* WHAT YOU NEED TO DO:
Write out the material again from the line that has "539, 588, 553]" through the line that has "181, 660, 230]", with "region" renamed to "zone" and everything else left the same.

* AVAILABLE RECORDS:

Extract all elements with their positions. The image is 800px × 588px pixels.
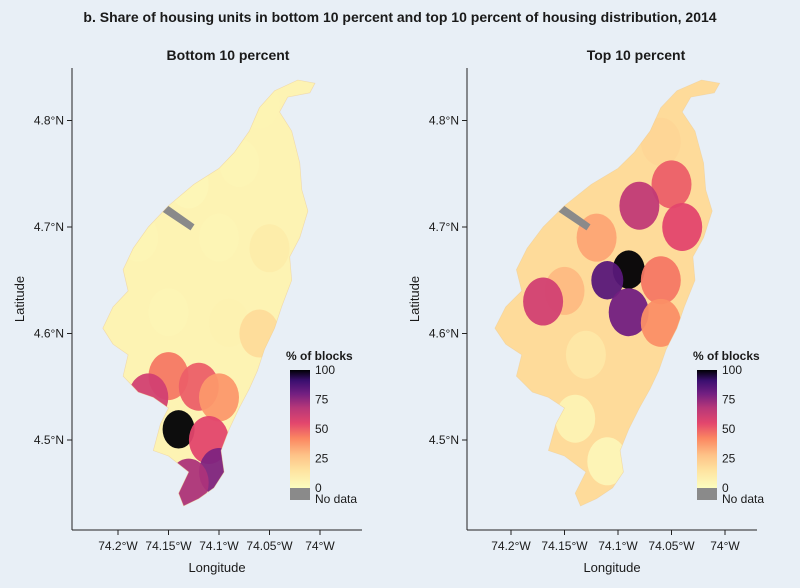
x-tick-label: 74.15°W	[541, 539, 588, 553]
legend-nodata-label: No data	[315, 492, 357, 506]
region	[555, 394, 596, 443]
x-tick-label: 74.05°W	[648, 539, 695, 553]
legend-tick-label: 25	[722, 452, 736, 466]
region	[148, 288, 189, 337]
legend-tick-label: 75	[315, 393, 329, 407]
region	[619, 181, 660, 230]
legend-tick-label: 100	[315, 363, 335, 377]
region	[587, 437, 628, 486]
x-tick-label: 74°W	[710, 539, 740, 553]
region	[662, 203, 703, 251]
region	[239, 309, 280, 358]
region	[523, 277, 564, 326]
region	[199, 213, 239, 262]
map-area	[102, 80, 315, 506]
x-tick-label: 74.1°W	[598, 539, 638, 553]
region	[239, 80, 280, 129]
y-tick-label: 4.6°N	[34, 327, 64, 341]
y-axis-label: Latitude	[12, 276, 27, 322]
region	[209, 298, 250, 347]
region	[591, 261, 624, 300]
legend-colorbar	[697, 370, 717, 488]
region	[168, 458, 209, 506]
region	[640, 256, 681, 305]
city-base	[102, 80, 315, 506]
region	[640, 117, 681, 166]
legend-colorbar	[290, 370, 310, 488]
region	[118, 213, 159, 262]
region	[128, 373, 169, 422]
y-tick-label: 4.5°N	[429, 433, 459, 447]
legend-nodata-label: No data	[722, 492, 764, 506]
panel-top-10: Top 10 percent 74.2°W 74.15°W 74.1°W 74.05°W…	[407, 47, 764, 575]
y-tick-label: 4.7°N	[429, 220, 459, 234]
region	[640, 298, 681, 347]
y-tick-label: 4.5°N	[34, 433, 64, 447]
y-axis-label: Latitude	[407, 276, 422, 322]
region	[168, 160, 209, 209]
legend-tick-label: 25	[315, 452, 329, 466]
y-tick-label: 4.8°N	[34, 114, 64, 128]
legend-nodata-swatch	[290, 488, 310, 500]
panel-bottom-10: Bottom 10 percent 74.2°W 74.15°W 74.1°W 74.0…	[12, 47, 362, 575]
chart-title: b. Share of housing units in bottom 10 p…	[83, 9, 716, 25]
region	[219, 139, 260, 188]
x-tick-label: 74°W	[305, 539, 335, 553]
region	[608, 288, 649, 337]
legend-tick-label: 100	[722, 363, 742, 377]
panel-title: Top 10 percent	[587, 47, 686, 63]
city-outline	[494, 79, 721, 507]
legend-tick-label: 0	[722, 481, 729, 495]
legend-nodata-swatch	[697, 488, 717, 500]
legend-title: % of blocks	[286, 349, 353, 363]
region	[162, 410, 195, 449]
y-tick-label: 4.8°N	[429, 114, 459, 128]
y-tick-label: 4.6°N	[429, 327, 459, 341]
region	[199, 373, 239, 422]
y-tick-label: 4.7°N	[34, 220, 64, 234]
x-tick-label: 74.1°W	[199, 539, 239, 553]
legend-tick-label: 50	[315, 422, 329, 436]
legend-title: % of blocks	[693, 349, 760, 363]
region	[565, 330, 606, 379]
panel-title: Bottom 10 percent	[167, 47, 290, 63]
region	[249, 224, 290, 273]
city-outline	[102, 79, 316, 507]
x-tick-label: 74.15°W	[145, 539, 192, 553]
map-area	[494, 80, 720, 506]
region	[651, 160, 692, 209]
legend-tick-label: 0	[315, 481, 322, 495]
x-tick-label: 74.2°W	[98, 539, 138, 553]
x-tick-label: 74.05°W	[246, 539, 293, 553]
legend-tick-label: 50	[722, 422, 736, 436]
legend-tick-label: 75	[722, 393, 736, 407]
x-axis-label: Longitude	[583, 560, 640, 575]
x-tick-label: 74.2°W	[491, 539, 531, 553]
x-axis-label: Longitude	[188, 560, 245, 575]
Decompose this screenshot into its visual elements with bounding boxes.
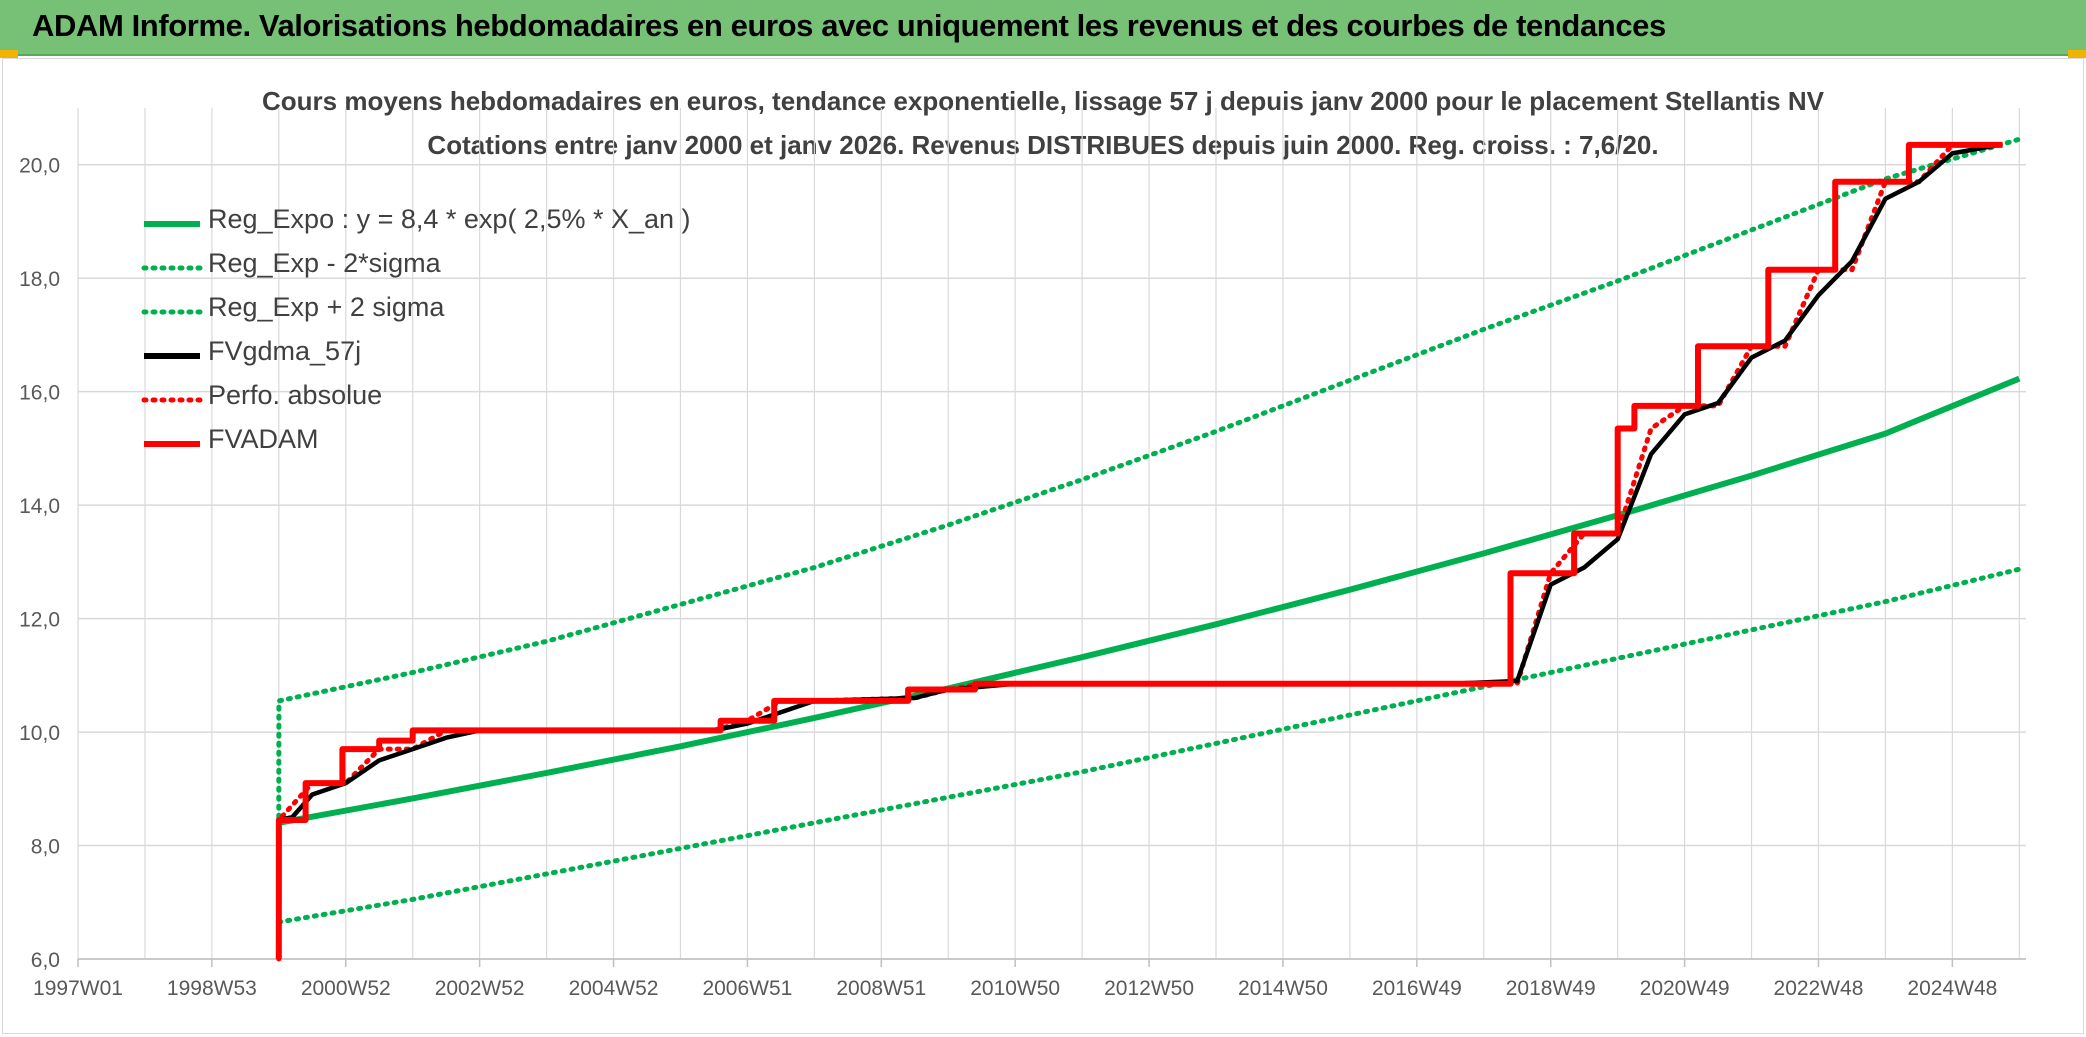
legend-item: FVADAM — [140, 422, 660, 466]
legend-label: FVgdma_57j — [208, 336, 362, 366]
legend-item: Perfo. absolue — [140, 378, 660, 422]
x-tick-label: 2022W48 — [1774, 977, 1864, 1000]
y-tick-label: 16,0 — [19, 382, 60, 405]
x-tick-label: 1998W53 — [167, 977, 257, 1000]
x-tick-label: 2014W50 — [1238, 977, 1328, 1000]
header-title: ADAM Informe. Valorisations hebdomadaire… — [32, 8, 1666, 43]
legend-label: Reg_Expo : y = 8,4 * exp( 2,5% * X_an ) — [208, 204, 691, 234]
x-tick-label: 2004W52 — [569, 977, 659, 1000]
x-tick-label: 2002W52 — [435, 977, 525, 1000]
legend-label: FVADAM — [208, 424, 319, 454]
x-tick-label: 2018W49 — [1506, 977, 1596, 1000]
legend-item: Reg_Expo : y = 8,4 * exp( 2,5% * X_an ) — [140, 202, 691, 246]
series-line-0 — [278, 375, 2021, 826]
chart-frame — [2, 58, 2084, 1034]
x-tick-label: 2020W49 — [1640, 977, 1730, 1000]
series-line-1 — [276, 566, 2022, 925]
legend-label: Reg_Exp - 2*sigma — [208, 248, 441, 278]
chart-series — [275, 136, 2022, 962]
x-tick-label: 2008W51 — [836, 977, 926, 1000]
legend-label: Reg_Exp + 2 sigma — [208, 292, 445, 322]
x-tick-label: 2016W49 — [1372, 977, 1462, 1000]
chart-axes: 6,0 8,0 10,0 12,0 14,0 16,0 18,0 20,0 1997W01 199… — [19, 155, 2026, 1000]
legend-swatch — [141, 397, 203, 403]
y-tick-label: 8,0 — [31, 836, 60, 859]
x-tick-label: 2000W52 — [301, 977, 391, 1000]
chart-title: Cours moyens hebdomadaires en euros, ten… — [262, 86, 1824, 116]
x-tick-label: 2012W50 — [1104, 977, 1194, 1000]
legend-swatch — [144, 441, 200, 447]
corner-accent-left — [0, 50, 18, 58]
x-tick-label: 2006W51 — [702, 977, 792, 1000]
legend-item: FVgdma_57j — [140, 334, 660, 378]
chart-legend: Reg_Expo : y = 8,4 * exp( 2,5% * X_an ) R… — [140, 202, 691, 466]
legend-swatch — [144, 353, 200, 359]
chart-grid — [77, 108, 2026, 960]
legend-swatch — [141, 309, 203, 315]
legend-swatch — [141, 265, 203, 271]
y-tick-label: 10,0 — [19, 722, 60, 745]
legend-label: Perfo. absolue — [208, 380, 383, 410]
chart-subtitle: Cotations entre janv 2000 et janv 2026. … — [427, 130, 1659, 160]
legend-item: Reg_Exp + 2 sigma — [140, 290, 660, 334]
y-tick-label: 12,0 — [19, 609, 60, 632]
x-tick-label: 1997W01 — [33, 977, 123, 1000]
x-tick-label: 2010W50 — [970, 977, 1060, 1000]
corner-accent-right — [2068, 50, 2086, 58]
header-banner: ADAM Informe. Valorisations hebdomadaire… — [0, 0, 2086, 56]
series-line-5 — [275, 141, 2003, 960]
x-tick-label: 2024W48 — [1907, 977, 1997, 1000]
y-tick-label: 14,0 — [19, 495, 60, 518]
y-tick-label: 20,0 — [19, 155, 60, 178]
legend-item: Reg_Exp - 2*sigma — [140, 246, 660, 290]
y-tick-label: 6,0 — [31, 949, 60, 972]
y-tick-label: 18,0 — [19, 268, 60, 291]
legend-swatch — [144, 221, 200, 227]
series-line-2 — [276, 136, 2022, 820]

* ANSWER IN FULL:
x-tick-label: 74.15°W	[541, 539, 588, 553]
legend-nodata-label: No data	[315, 492, 357, 506]
zone	[555, 394, 596, 443]
x-tick-label: 74.05°W	[648, 539, 695, 553]
legend-tick-label: 25	[722, 452, 736, 466]
zone	[148, 288, 189, 337]
legend-tick-label: 75	[315, 393, 329, 407]
zone	[619, 181, 660, 230]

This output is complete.